→ What you need to do: Reproduce the data below in full and exclude every picture.

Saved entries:
#####

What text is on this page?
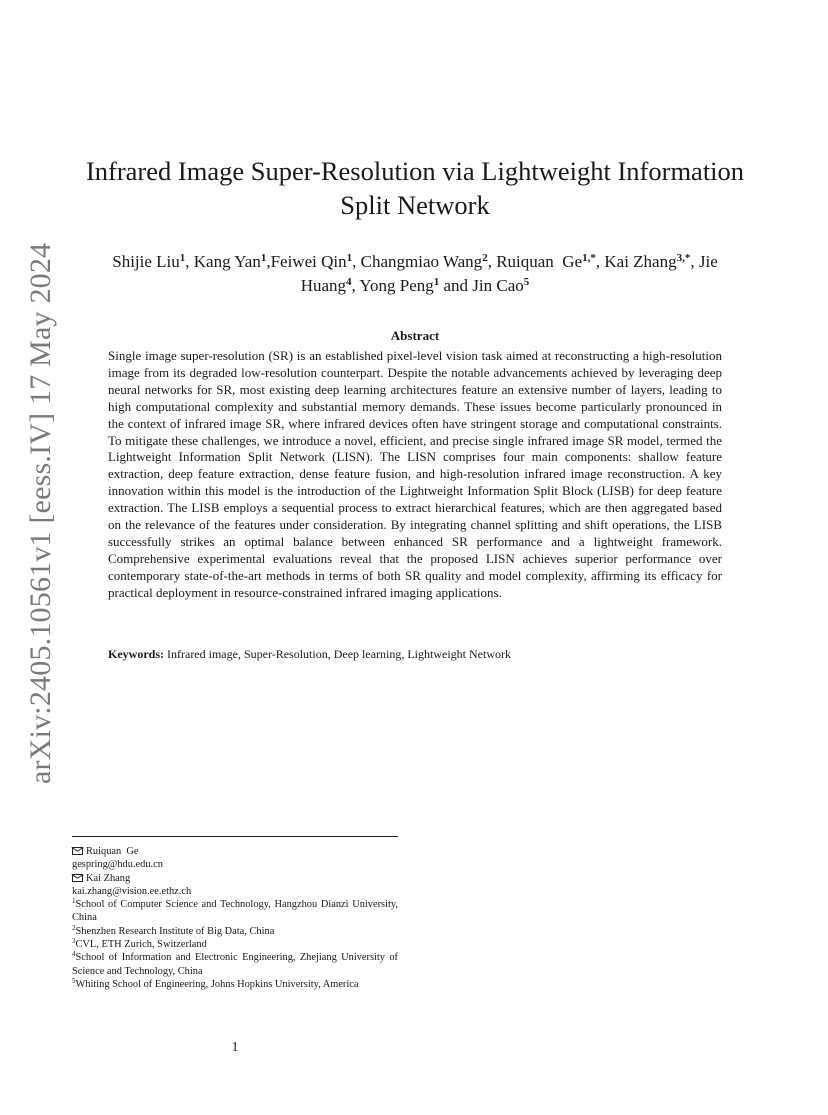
arXiv:2405.10561v1 [eess.IV] 17 May 2024
Infrared Image Super-Resolution via Lightweight Information Split Network
Shijie Liu$^1$, Kang Yan$^1$,Feiwei Qin$^1$, Changmiao Wang$^2$, Ruiquan  $Ge^{1,*}$, Kai Zhang$^{3,*}$, Jie Huang$^4$, Yong Peng$^1$ and Jin Cao$^5$
Abstract

Single image super-resolution (SR) is an established pixel-level vision task aimed at reconstructing a high-resolution image from its degraded low-resolution counterpart. Despite the notable advancements achieved by leveraging deep neural networks for SR, most existing deep learning architectures feature an extensive number of layers, leading to high computational complexity and substantial memory demands. These issues become particularly pronounced in the context of infrared image SR, where infrared devices often have stringent storage and computational constraints. To mitigate these challenges, we introduce a novel, efficient, and precise single infrared image SR model, termed the Lightweight Information Split Network (LISN). The LISN comprises four main components: shallow feature extraction, deep feature extraction, dense feature fusion, and high-resolution infrared image reconstruction. A key innovation within this model is the introduction of the Lightweight Information Split Block (LISB) for deep feature extraction. The LISB employs a sequential process to extract hierarchical features, which are then aggregated based on the relevance of the features under consideration. By integrating channel splitting and shift operations, the LISB successfully strikes an optimal balance between enhanced SR performance and a lightweight framework. Comprehensive experimental evaluations reveal that the proposed LISN achieves superior performance over contemporary state-of-the-art methods in terms of both SR quality and model complexity, affirming its efficacy for practical deployment in resource-constrained infrared imaging applications.

Keywords: Infrared image, Super-Resolution, Deep learning, Lightweight Network
Ruiquan  Ge
gespring@hdu.edu.cn
Kai Zhang
kai.zhang@vision.ee.ethz.ch
$^1$School of Computer Science and Technology, Hangzhou Dianzi University, China
$^2$Shenzhen Research Institute of Big Data, China
$^3$CVL, ETH Zurich, Switzerland
$^4$School of Information and Electronic Engineering, Zhejiang University of Science and Technology, China
$^5$Whiting School of Engineering, Johns Hopkins University, America
1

#####

→ Written response:
What text is on this page?
arXiv:2405.10561v1 [eess.IV] 17 May 2024
Infrared Image Super-Resolution via Lightweight Information Split Network
Shijie Liu$^1$, Kang Yan$^1$,Feiwei Qin$^1$, Changmiao Wang$^2$, Ruiquan  $Ge^{1,*}$, Kai Zhang$^{3,*}$, Jie Huang$^4$, Yong Peng$^1$ and Jin Cao$^5$
Abstract

Single image super-resolution (SR) is an established pixel-level vision task aimed at reconstructing a high-resolution image from its degraded low-resolution counterpart. Despite the notable advancements achieved by leveraging deep neural networks for SR, most existing deep learning architectures feature an extensive number of layers, leading to high computational complexity and substantial memory demands. These issues become particularly pronounced in the context of infrared image SR, where infrared devices often have stringent storage and computational constraints. To mitigate these challenges, we introduce a novel, efficient, and precise single infrared image SR model, termed the Lightweight Information Split Network (LISN). The LISN comprises four main components: shallow feature extraction, deep feature extraction, dense feature fusion, and high-resolution infrared image reconstruction. A key innovation within this model is the introduction of the Lightweight Information Split Block (LISB) for deep feature extraction. The LISB employs a sequential process to extract hierarchical features, which are then aggregated based on the relevance of the features under consideration. By integrating channel splitting and shift operations, the LISB successfully strikes an optimal balance between enhanced SR performance and a lightweight framework. Comprehensive experimental evaluations reveal that the proposed LISN achieves superior performance over contemporary state-of-the-art methods in terms of both SR quality and model complexity, affirming its efficacy for practical deployment in resource-constrained infrared imaging applications.

Keywords: Infrared image, Super-Resolution, Deep learning, Lightweight Network
Ruiquan  Ge
gespring@hdu.edu.cn
Kai Zhang
kai.zhang@vision.ee.ethz.ch
$^1$School of Computer Science and Technology, Hangzhou Dianzi University, China
$^2$Shenzhen Research Institute of Big Data, China
$^3$CVL, ETH Zurich, Switzerland
$^4$School of Information and Electronic Engineering, Zhejiang University of Science and Technology, China
$^5$Whiting School of Engineering, Johns Hopkins University, America
1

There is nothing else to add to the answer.